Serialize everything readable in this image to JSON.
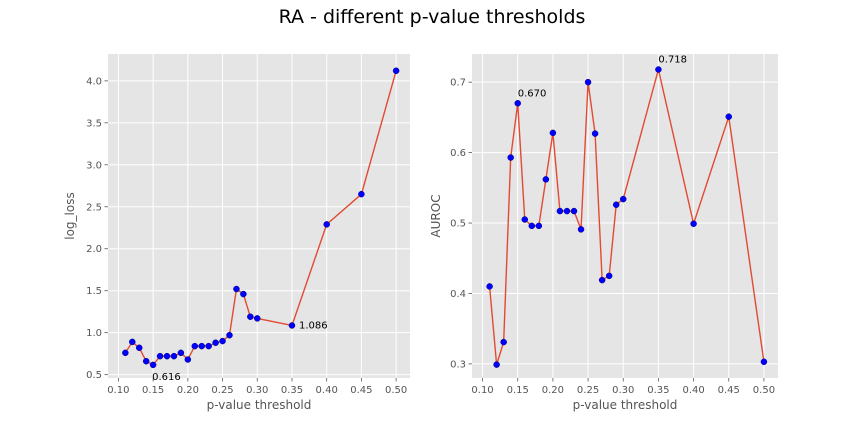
{
  "figure": {
    "title": "RA - different p-value thresholds"
  },
  "style": {
    "panel_bg": "#e5e5e5",
    "grid": "#ffffff",
    "line": "#e24a33",
    "marker": "#0000ff"
  },
  "chart_data": [
    {
      "type": "line",
      "xlabel": "p-value threshold",
      "ylabel": "log_loss",
      "xlim": [
        0.085,
        0.52
      ],
      "ylim": [
        0.46,
        4.32
      ],
      "xticks": [
        0.1,
        0.15,
        0.2,
        0.25,
        0.3,
        0.35,
        0.4,
        0.45,
        0.5
      ],
      "xtick_labels": [
        "0.10",
        "0.15",
        "0.20",
        "0.25",
        "0.30",
        "0.35",
        "0.40",
        "0.45",
        "0.50"
      ],
      "yticks": [
        0.5,
        1.0,
        1.5,
        2.0,
        2.5,
        3.0,
        3.5,
        4.0
      ],
      "ytick_labels": [
        "0.5",
        "1.0",
        "1.5",
        "2.0",
        "2.5",
        "3.0",
        "3.5",
        "4.0"
      ],
      "grid": true,
      "x": [
        0.11,
        0.12,
        0.13,
        0.14,
        0.15,
        0.16,
        0.17,
        0.18,
        0.19,
        0.2,
        0.21,
        0.22,
        0.23,
        0.24,
        0.25,
        0.26,
        0.27,
        0.28,
        0.29,
        0.3,
        0.35,
        0.4,
        0.45,
        0.5
      ],
      "y": [
        0.76,
        0.89,
        0.82,
        0.66,
        0.616,
        0.72,
        0.72,
        0.72,
        0.76,
        0.68,
        0.84,
        0.84,
        0.84,
        0.88,
        0.9,
        0.97,
        1.52,
        1.46,
        1.19,
        1.17,
        1.086,
        2.29,
        2.65,
        4.12
      ],
      "annotations": [
        {
          "text": "0.616",
          "x": 0.15,
          "y": 0.616,
          "pos": "below"
        },
        {
          "text": "1.086",
          "x": 0.35,
          "y": 1.086,
          "pos": "right"
        }
      ]
    },
    {
      "type": "line",
      "xlabel": "p-value threshold",
      "ylabel": "AUROC",
      "xlim": [
        0.085,
        0.52
      ],
      "ylim": [
        0.28,
        0.74
      ],
      "xticks": [
        0.1,
        0.15,
        0.2,
        0.25,
        0.3,
        0.35,
        0.4,
        0.45,
        0.5
      ],
      "xtick_labels": [
        "0.10",
        "0.15",
        "0.20",
        "0.25",
        "0.30",
        "0.35",
        "0.40",
        "0.45",
        "0.50"
      ],
      "yticks": [
        0.3,
        0.4,
        0.5,
        0.6,
        0.7
      ],
      "ytick_labels": [
        "0.3",
        "0.4",
        "0.5",
        "0.6",
        "0.7"
      ],
      "grid": true,
      "x": [
        0.11,
        0.12,
        0.13,
        0.14,
        0.15,
        0.16,
        0.17,
        0.18,
        0.19,
        0.2,
        0.21,
        0.22,
        0.23,
        0.24,
        0.25,
        0.26,
        0.27,
        0.28,
        0.29,
        0.3,
        0.35,
        0.4,
        0.45,
        0.5
      ],
      "y": [
        0.41,
        0.299,
        0.331,
        0.593,
        0.67,
        0.505,
        0.496,
        0.496,
        0.562,
        0.628,
        0.517,
        0.517,
        0.517,
        0.491,
        0.7,
        0.627,
        0.419,
        0.425,
        0.526,
        0.534,
        0.718,
        0.499,
        0.651,
        0.303
      ],
      "annotations": [
        {
          "text": "0.670",
          "x": 0.15,
          "y": 0.67,
          "pos": "above"
        },
        {
          "text": "0.718",
          "x": 0.35,
          "y": 0.718,
          "pos": "above"
        }
      ]
    }
  ]
}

■ **WORK INSTRUCTIONS**
Copy every line above word for word and exclude the pictures.

■ **EXPECTED OUTPUT**
Serialize everything readable in this image to JSON.
{
  "figure": {
    "title": "RA - different p-value thresholds"
  },
  "style": {
    "panel_bg": "#e5e5e5",
    "grid": "#ffffff",
    "line": "#e24a33",
    "marker": "#0000ff"
  },
  "chart_data": [
    {
      "type": "line",
      "xlabel": "p-value threshold",
      "ylabel": "log_loss",
      "xlim": [
        0.085,
        0.52
      ],
      "ylim": [
        0.46,
        4.32
      ],
      "xticks": [
        0.1,
        0.15,
        0.2,
        0.25,
        0.3,
        0.35,
        0.4,
        0.45,
        0.5
      ],
      "xtick_labels": [
        "0.10",
        "0.15",
        "0.20",
        "0.25",
        "0.30",
        "0.35",
        "0.40",
        "0.45",
        "0.50"
      ],
      "yticks": [
        0.5,
        1.0,
        1.5,
        2.0,
        2.5,
        3.0,
        3.5,
        4.0
      ],
      "ytick_labels": [
        "0.5",
        "1.0",
        "1.5",
        "2.0",
        "2.5",
        "3.0",
        "3.5",
        "4.0"
      ],
      "grid": true,
      "x": [
        0.11,
        0.12,
        0.13,
        0.14,
        0.15,
        0.16,
        0.17,
        0.18,
        0.19,
        0.2,
        0.21,
        0.22,
        0.23,
        0.24,
        0.25,
        0.26,
        0.27,
        0.28,
        0.29,
        0.3,
        0.35,
        0.4,
        0.45,
        0.5
      ],
      "y": [
        0.76,
        0.89,
        0.82,
        0.66,
        0.616,
        0.72,
        0.72,
        0.72,
        0.76,
        0.68,
        0.84,
        0.84,
        0.84,
        0.88,
        0.9,
        0.97,
        1.52,
        1.46,
        1.19,
        1.17,
        1.086,
        2.29,
        2.65,
        4.12
      ],
      "annotations": [
        {
          "text": "0.616",
          "x": 0.15,
          "y": 0.616,
          "pos": "below"
        },
        {
          "text": "1.086",
          "x": 0.35,
          "y": 1.086,
          "pos": "right"
        }
      ]
    },
    {
      "type": "line",
      "xlabel": "p-value threshold",
      "ylabel": "AUROC",
      "xlim": [
        0.085,
        0.52
      ],
      "ylim": [
        0.28,
        0.74
      ],
      "xticks": [
        0.1,
        0.15,
        0.2,
        0.25,
        0.3,
        0.35,
        0.4,
        0.45,
        0.5
      ],
      "xtick_labels": [
        "0.10",
        "0.15",
        "0.20",
        "0.25",
        "0.30",
        "0.35",
        "0.40",
        "0.45",
        "0.50"
      ],
      "yticks": [
        0.3,
        0.4,
        0.5,
        0.6,
        0.7
      ],
      "ytick_labels": [
        "0.3",
        "0.4",
        "0.5",
        "0.6",
        "0.7"
      ],
      "grid": true,
      "x": [
        0.11,
        0.12,
        0.13,
        0.14,
        0.15,
        0.16,
        0.17,
        0.18,
        0.19,
        0.2,
        0.21,
        0.22,
        0.23,
        0.24,
        0.25,
        0.26,
        0.27,
        0.28,
        0.29,
        0.3,
        0.35,
        0.4,
        0.45,
        0.5
      ],
      "y": [
        0.41,
        0.299,
        0.331,
        0.593,
        0.67,
        0.505,
        0.496,
        0.496,
        0.562,
        0.628,
        0.517,
        0.517,
        0.517,
        0.491,
        0.7,
        0.627,
        0.419,
        0.425,
        0.526,
        0.534,
        0.718,
        0.499,
        0.651,
        0.303
      ],
      "annotations": [
        {
          "text": "0.670",
          "x": 0.15,
          "y": 0.67,
          "pos": "above"
        },
        {
          "text": "0.718",
          "x": 0.35,
          "y": 0.718,
          "pos": "above"
        }
      ]
    }
  ]
}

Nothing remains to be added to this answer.